*Task*: Omit all pictures. Copy the rest of the material exactly.

*Dataset rows*:
※ ※ ※
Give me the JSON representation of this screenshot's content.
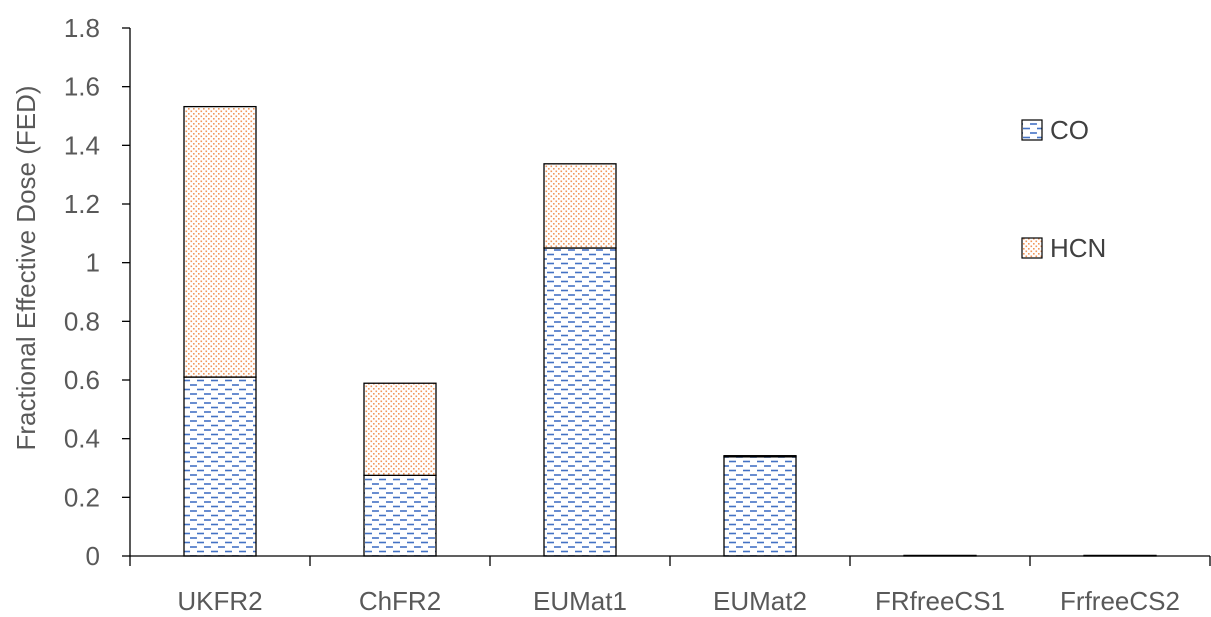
{
  "chart_data": {
    "type": "bar",
    "stacked": true,
    "categories": [
      "UKFR2",
      "ChFR2",
      "EUMat1",
      "EUMat2",
      "FRfreeCS1",
      "FrfreeCS2"
    ],
    "series": [
      {
        "name": "CO",
        "values": [
          0.61,
          0.275,
          1.05,
          0.338,
          0.002,
          0.002
        ],
        "color": "#4472c4",
        "pattern": "dashed-horizontal"
      },
      {
        "name": "HCN",
        "values": [
          0.922,
          0.314,
          0.287,
          0.004,
          0.0,
          0.0
        ],
        "color": "#ed7d31",
        "pattern": "dotted"
      }
    ],
    "ylabel": "Fractional Effective Dose (FED)",
    "xlabel": "",
    "title": "",
    "ylim": [
      0,
      1.8
    ],
    "yticks": [
      "0",
      "0.2",
      "0.4",
      "0.6",
      "0.8",
      "1",
      "1.2",
      "1.4",
      "1.6",
      "1.8"
    ],
    "grid": false,
    "legend_position": "right"
  }
}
※ ※ ※
*Worked solution*:
Give me the JSON representation of this screenshot's content.
{
  "chart_data": {
    "type": "bar",
    "stacked": true,
    "categories": [
      "UKFR2",
      "ChFR2",
      "EUMat1",
      "EUMat2",
      "FRfreeCS1",
      "FrfreeCS2"
    ],
    "series": [
      {
        "name": "CO",
        "values": [
          0.61,
          0.275,
          1.05,
          0.338,
          0.002,
          0.002
        ],
        "color": "#4472c4",
        "pattern": "dashed-horizontal"
      },
      {
        "name": "HCN",
        "values": [
          0.922,
          0.314,
          0.287,
          0.004,
          0.0,
          0.0
        ],
        "color": "#ed7d31",
        "pattern": "dotted"
      }
    ],
    "ylabel": "Fractional Effective Dose (FED)",
    "xlabel": "",
    "title": "",
    "ylim": [
      0,
      1.8
    ],
    "yticks": [
      "0",
      "0.2",
      "0.4",
      "0.6",
      "0.8",
      "1",
      "1.2",
      "1.4",
      "1.6",
      "1.8"
    ],
    "grid": false,
    "legend_position": "right"
  }
}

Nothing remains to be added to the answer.